Transcribe all records exactly.
"""
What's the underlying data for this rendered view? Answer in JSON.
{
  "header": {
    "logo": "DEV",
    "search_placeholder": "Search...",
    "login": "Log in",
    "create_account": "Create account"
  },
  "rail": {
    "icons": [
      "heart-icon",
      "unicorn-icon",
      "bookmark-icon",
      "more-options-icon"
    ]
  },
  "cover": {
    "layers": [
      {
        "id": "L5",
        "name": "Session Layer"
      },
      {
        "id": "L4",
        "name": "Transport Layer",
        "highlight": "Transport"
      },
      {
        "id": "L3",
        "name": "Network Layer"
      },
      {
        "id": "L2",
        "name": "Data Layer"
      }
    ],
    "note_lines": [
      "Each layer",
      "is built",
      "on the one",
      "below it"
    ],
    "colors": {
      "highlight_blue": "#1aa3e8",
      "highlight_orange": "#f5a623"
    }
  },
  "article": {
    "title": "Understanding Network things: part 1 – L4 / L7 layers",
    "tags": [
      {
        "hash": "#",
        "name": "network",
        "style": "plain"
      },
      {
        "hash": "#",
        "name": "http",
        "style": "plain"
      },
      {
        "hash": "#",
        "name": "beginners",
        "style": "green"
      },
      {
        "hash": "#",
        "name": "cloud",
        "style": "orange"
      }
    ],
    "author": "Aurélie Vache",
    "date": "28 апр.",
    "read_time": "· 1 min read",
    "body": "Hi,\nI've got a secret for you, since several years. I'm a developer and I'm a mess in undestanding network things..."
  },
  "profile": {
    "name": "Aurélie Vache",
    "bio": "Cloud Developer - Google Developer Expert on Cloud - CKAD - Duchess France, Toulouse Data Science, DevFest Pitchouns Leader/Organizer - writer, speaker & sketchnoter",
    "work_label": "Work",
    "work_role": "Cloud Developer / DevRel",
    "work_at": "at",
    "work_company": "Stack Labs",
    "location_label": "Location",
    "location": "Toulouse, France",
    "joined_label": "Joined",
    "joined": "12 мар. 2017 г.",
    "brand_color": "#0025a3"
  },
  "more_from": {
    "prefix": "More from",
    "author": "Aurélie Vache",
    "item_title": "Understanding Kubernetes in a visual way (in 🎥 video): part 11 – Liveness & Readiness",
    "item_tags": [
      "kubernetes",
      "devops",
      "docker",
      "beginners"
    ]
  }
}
"""
[Response for this exercise]
What's the underlying data for this rendered view? Answer in JSON.
{
  "header": {
    "logo": "DEV",
    "search_placeholder": "Search...",
    "login": "Log in",
    "create_account": "Create account"
  },
  "rail": {
    "icons": [
      "heart-icon",
      "unicorn-icon",
      "bookmark-icon",
      "more-options-icon"
    ]
  },
  "cover": {
    "layers": [
      {
        "id": "L5",
        "name": "Session Layer"
      },
      {
        "id": "L4",
        "name": "Transport Layer",
        "highlight": "Transport"
      },
      {
        "id": "L3",
        "name": "Network Layer"
      },
      {
        "id": "L2",
        "name": "Data Layer"
      }
    ],
    "note_lines": [
      "Each layer",
      "is built",
      "on the one",
      "below it"
    ],
    "colors": {
      "highlight_blue": "#1aa3e8",
      "highlight_orange": "#f5a623"
    }
  },
  "article": {
    "title": "Understanding Network things: part 1 – L4 / L7 layers",
    "tags": [
      {
        "hash": "#",
        "name": "network",
        "style": "plain"
      },
      {
        "hash": "#",
        "name": "http",
        "style": "plain"
      },
      {
        "hash": "#",
        "name": "beginners",
        "style": "green"
      },
      {
        "hash": "#",
        "name": "cloud",
        "style": "orange"
      }
    ],
    "author": "Aurélie Vache",
    "date": "28 апр.",
    "read_time": "· 1 min read",
    "body": "Hi,\nI've got a secret for you, since several years. I'm a developer and I'm a mess in undestanding network things..."
  },
  "profile": {
    "name": "Aurélie Vache",
    "bio": "Cloud Developer - Google Developer Expert on Cloud - CKAD - Duchess France, Toulouse Data Science, DevFest Pitchouns Leader/Organizer - writer, speaker & sketchnoter",
    "work_label": "Work",
    "work_role": "Cloud Developer / DevRel",
    "work_at": "at",
    "work_company": "Stack Labs",
    "location_label": "Location",
    "location": "Toulouse, France",
    "joined_label": "Joined",
    "joined": "12 мар. 2017 г.",
    "brand_color": "#0025a3"
  },
  "more_from": {
    "prefix": "More from",
    "author": "Aurélie Vache",
    "item_title": "Understanding Kubernetes in a visual way (in 🎥 video): part 11 – Liveness & Readiness",
    "item_tags": [
      "kubernetes",
      "devops",
      "docker",
      "beginners"
    ]
  }
}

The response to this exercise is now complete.